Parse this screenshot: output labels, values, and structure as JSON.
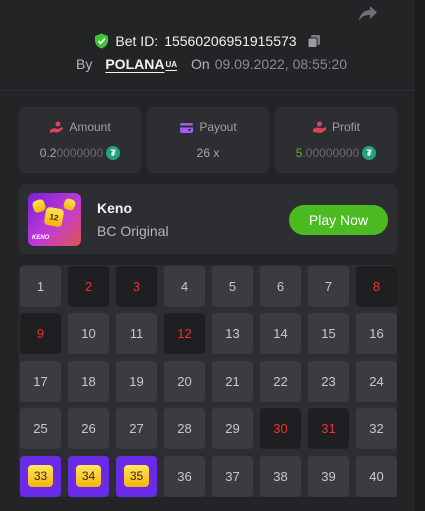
{
  "bet": {
    "id_label": "Bet ID:",
    "id_value": "15560206951915573",
    "by_label": "By",
    "user_name": "POLANA",
    "user_tag": "UA",
    "on_label": "On",
    "date": "09.09.2022, 08:55:20"
  },
  "stats": {
    "amount": {
      "label": "Amount",
      "value_main": "0.2",
      "value_zeros": "0000000",
      "coin": "₮"
    },
    "payout": {
      "label": "Payout",
      "value": "26 x"
    },
    "profit": {
      "label": "Profit",
      "value_main": "5",
      "value_zeros": ".00000000",
      "coin": "₮"
    }
  },
  "game": {
    "name": "Keno",
    "subtitle": "BC Original",
    "play_label": "Play Now",
    "thumb_label": "KENO",
    "thumb_tile": "12"
  },
  "keno": {
    "picked": [
      2,
      3,
      8,
      9,
      12,
      30,
      31
    ],
    "hits": [
      33,
      34,
      35
    ],
    "cells": [
      {
        "n": "1",
        "s": "normal"
      },
      {
        "n": "2",
        "s": "picked"
      },
      {
        "n": "3",
        "s": "picked"
      },
      {
        "n": "4",
        "s": "normal"
      },
      {
        "n": "5",
        "s": "normal"
      },
      {
        "n": "6",
        "s": "normal"
      },
      {
        "n": "7",
        "s": "normal"
      },
      {
        "n": "8",
        "s": "picked"
      },
      {
        "n": "9",
        "s": "picked"
      },
      {
        "n": "10",
        "s": "normal"
      },
      {
        "n": "11",
        "s": "normal"
      },
      {
        "n": "12",
        "s": "picked"
      },
      {
        "n": "13",
        "s": "normal"
      },
      {
        "n": "14",
        "s": "normal"
      },
      {
        "n": "15",
        "s": "normal"
      },
      {
        "n": "16",
        "s": "normal"
      },
      {
        "n": "17",
        "s": "normal"
      },
      {
        "n": "18",
        "s": "normal"
      },
      {
        "n": "19",
        "s": "normal"
      },
      {
        "n": "20",
        "s": "normal"
      },
      {
        "n": "21",
        "s": "normal"
      },
      {
        "n": "22",
        "s": "normal"
      },
      {
        "n": "23",
        "s": "normal"
      },
      {
        "n": "24",
        "s": "normal"
      },
      {
        "n": "25",
        "s": "normal"
      },
      {
        "n": "26",
        "s": "normal"
      },
      {
        "n": "27",
        "s": "normal"
      },
      {
        "n": "28",
        "s": "normal"
      },
      {
        "n": "29",
        "s": "normal"
      },
      {
        "n": "30",
        "s": "picked"
      },
      {
        "n": "31",
        "s": "picked"
      },
      {
        "n": "32",
        "s": "normal"
      },
      {
        "n": "33",
        "s": "hit"
      },
      {
        "n": "34",
        "s": "hit"
      },
      {
        "n": "35",
        "s": "hit"
      },
      {
        "n": "36",
        "s": "normal"
      },
      {
        "n": "37",
        "s": "normal"
      },
      {
        "n": "38",
        "s": "normal"
      },
      {
        "n": "39",
        "s": "normal"
      },
      {
        "n": "40",
        "s": "normal"
      }
    ]
  },
  "colors": {
    "background": "#232426",
    "card": "#2d2e31",
    "cell": "#3b3c41",
    "picked_cell": "#1e1f21",
    "picked_text": "#ee2f32",
    "hit_cell": "#6a2ae8",
    "hit_gem": "#f5c21f",
    "play_button": "#4cba21",
    "profit_green": "#4fbf26",
    "verified_shield": "#3fc43a"
  },
  "icons": {
    "share": "share-arrow-icon",
    "verified": "shield-check-icon",
    "copy": "copy-icon",
    "amount": "coins-hand-icon",
    "payout": "wallet-icon",
    "profit": "profit-hand-icon",
    "coin": "tether-coin-icon"
  }
}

_What to do:_ Extract all the entries word for word; omit any pictures.

_Output of the task:_
Parse this screenshot: output labels, values, and structure as JSON.
{
  "bet": {
    "id_label": "Bet ID:",
    "id_value": "15560206951915573",
    "by_label": "By",
    "user_name": "POLANA",
    "user_tag": "UA",
    "on_label": "On",
    "date": "09.09.2022, 08:55:20"
  },
  "stats": {
    "amount": {
      "label": "Amount",
      "value_main": "0.2",
      "value_zeros": "0000000",
      "coin": "₮"
    },
    "payout": {
      "label": "Payout",
      "value": "26 x"
    },
    "profit": {
      "label": "Profit",
      "value_main": "5",
      "value_zeros": ".00000000",
      "coin": "₮"
    }
  },
  "game": {
    "name": "Keno",
    "subtitle": "BC Original",
    "play_label": "Play Now",
    "thumb_label": "KENO",
    "thumb_tile": "12"
  },
  "keno": {
    "picked": [
      2,
      3,
      8,
      9,
      12,
      30,
      31
    ],
    "hits": [
      33,
      34,
      35
    ],
    "cells": [
      {
        "n": "1",
        "s": "normal"
      },
      {
        "n": "2",
        "s": "picked"
      },
      {
        "n": "3",
        "s": "picked"
      },
      {
        "n": "4",
        "s": "normal"
      },
      {
        "n": "5",
        "s": "normal"
      },
      {
        "n": "6",
        "s": "normal"
      },
      {
        "n": "7",
        "s": "normal"
      },
      {
        "n": "8",
        "s": "picked"
      },
      {
        "n": "9",
        "s": "picked"
      },
      {
        "n": "10",
        "s": "normal"
      },
      {
        "n": "11",
        "s": "normal"
      },
      {
        "n": "12",
        "s": "picked"
      },
      {
        "n": "13",
        "s": "normal"
      },
      {
        "n": "14",
        "s": "normal"
      },
      {
        "n": "15",
        "s": "normal"
      },
      {
        "n": "16",
        "s": "normal"
      },
      {
        "n": "17",
        "s": "normal"
      },
      {
        "n": "18",
        "s": "normal"
      },
      {
        "n": "19",
        "s": "normal"
      },
      {
        "n": "20",
        "s": "normal"
      },
      {
        "n": "21",
        "s": "normal"
      },
      {
        "n": "22",
        "s": "normal"
      },
      {
        "n": "23",
        "s": "normal"
      },
      {
        "n": "24",
        "s": "normal"
      },
      {
        "n": "25",
        "s": "normal"
      },
      {
        "n": "26",
        "s": "normal"
      },
      {
        "n": "27",
        "s": "normal"
      },
      {
        "n": "28",
        "s": "normal"
      },
      {
        "n": "29",
        "s": "normal"
      },
      {
        "n": "30",
        "s": "picked"
      },
      {
        "n": "31",
        "s": "picked"
      },
      {
        "n": "32",
        "s": "normal"
      },
      {
        "n": "33",
        "s": "hit"
      },
      {
        "n": "34",
        "s": "hit"
      },
      {
        "n": "35",
        "s": "hit"
      },
      {
        "n": "36",
        "s": "normal"
      },
      {
        "n": "37",
        "s": "normal"
      },
      {
        "n": "38",
        "s": "normal"
      },
      {
        "n": "39",
        "s": "normal"
      },
      {
        "n": "40",
        "s": "normal"
      }
    ]
  },
  "colors": {
    "background": "#232426",
    "card": "#2d2e31",
    "cell": "#3b3c41",
    "picked_cell": "#1e1f21",
    "picked_text": "#ee2f32",
    "hit_cell": "#6a2ae8",
    "hit_gem": "#f5c21f",
    "play_button": "#4cba21",
    "profit_green": "#4fbf26",
    "verified_shield": "#3fc43a"
  },
  "icons": {
    "share": "share-arrow-icon",
    "verified": "shield-check-icon",
    "copy": "copy-icon",
    "amount": "coins-hand-icon",
    "payout": "wallet-icon",
    "profit": "profit-hand-icon",
    "coin": "tether-coin-icon"
  }
}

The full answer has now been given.